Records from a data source
* * *

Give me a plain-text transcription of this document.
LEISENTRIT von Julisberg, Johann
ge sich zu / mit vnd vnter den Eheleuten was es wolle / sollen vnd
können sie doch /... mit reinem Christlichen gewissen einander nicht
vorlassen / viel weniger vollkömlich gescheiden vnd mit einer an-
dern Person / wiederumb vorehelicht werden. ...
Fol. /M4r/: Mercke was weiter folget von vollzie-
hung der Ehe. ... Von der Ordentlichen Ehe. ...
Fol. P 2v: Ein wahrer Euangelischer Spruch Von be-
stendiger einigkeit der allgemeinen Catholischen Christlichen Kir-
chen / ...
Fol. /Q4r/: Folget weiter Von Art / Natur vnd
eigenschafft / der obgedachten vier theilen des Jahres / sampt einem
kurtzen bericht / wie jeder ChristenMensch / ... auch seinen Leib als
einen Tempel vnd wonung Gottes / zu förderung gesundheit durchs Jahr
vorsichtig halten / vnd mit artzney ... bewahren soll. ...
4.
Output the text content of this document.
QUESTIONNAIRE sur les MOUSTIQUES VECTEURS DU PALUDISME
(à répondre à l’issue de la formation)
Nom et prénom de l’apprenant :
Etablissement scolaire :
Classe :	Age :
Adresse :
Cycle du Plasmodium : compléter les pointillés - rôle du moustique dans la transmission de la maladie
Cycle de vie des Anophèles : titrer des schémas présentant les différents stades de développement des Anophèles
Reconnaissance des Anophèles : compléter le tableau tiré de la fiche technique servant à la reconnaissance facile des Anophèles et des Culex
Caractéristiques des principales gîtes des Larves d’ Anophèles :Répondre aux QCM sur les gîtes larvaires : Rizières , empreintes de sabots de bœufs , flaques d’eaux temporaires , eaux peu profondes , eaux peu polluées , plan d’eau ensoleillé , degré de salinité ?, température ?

* * *

> **WHAT TO DO**: Each line of the listing should be copied exactly.

> **EXERCISE ANSWER**:
Give me a plain-text transcription of this document.
LEISENTRIT von Julisberg, Johann
ge sich zu / mit vnd vnter den Eheleuten was es wolle / sollen vnd
können sie doch /... mit reinem Christlichen gewissen einander nicht
vorlassen / viel weniger vollkömlich gescheiden vnd mit einer an-
dern Person / wiederumb vorehelicht werden. ...
Fol. /M4r/: Mercke was weiter folget von vollzie-
hung der Ehe. ... Von der Ordentlichen Ehe. ...
Fol. P 2v: Ein wahrer Euangelischer Spruch Von be-
stendiger einigkeit der allgemeinen Catholischen Christlichen Kir-
chen / ...
Fol. /Q4r/: Folget weiter Von Art / Natur vnd
eigenschafft / der obgedachten vier theilen des Jahres / sampt einem
kurtzen bericht / wie jeder ChristenMensch / ... auch seinen Leib als
einen Tempel vnd wonung Gottes / zu förderung gesundheit durchs Jahr
vorsichtig halten / vnd mit artzney ... bewahren soll. ...
4.
Output the text content of this document.
QUESTIONNAIRE sur les MOUSTIQUES VECTEURS DU PALUDISME
(à répondre à l’issue de la formation)
Nom et prénom de l’apprenant :
Etablissement scolaire :
Classe :	Age :
Adresse :
Cycle du Plasmodium : compléter les pointillés - rôle du moustique dans la transmission de la maladie
Cycle de vie des Anophèles : titrer des schémas présentant les différents stades de développement des Anophèles
Reconnaissance des Anophèles : compléter le tableau tiré de la fiche technique servant à la reconnaissance facile des Anophèles et des Culex
Caractéristiques des principales gîtes des Larves d’ Anophèles :Répondre aux QCM sur les gîtes larvaires : Rizières , empreintes de sabots de bœufs , flaques d’eaux temporaires , eaux peu profondes , eaux peu polluées , plan d’eau ensoleillé , degré de salinité ?, température ?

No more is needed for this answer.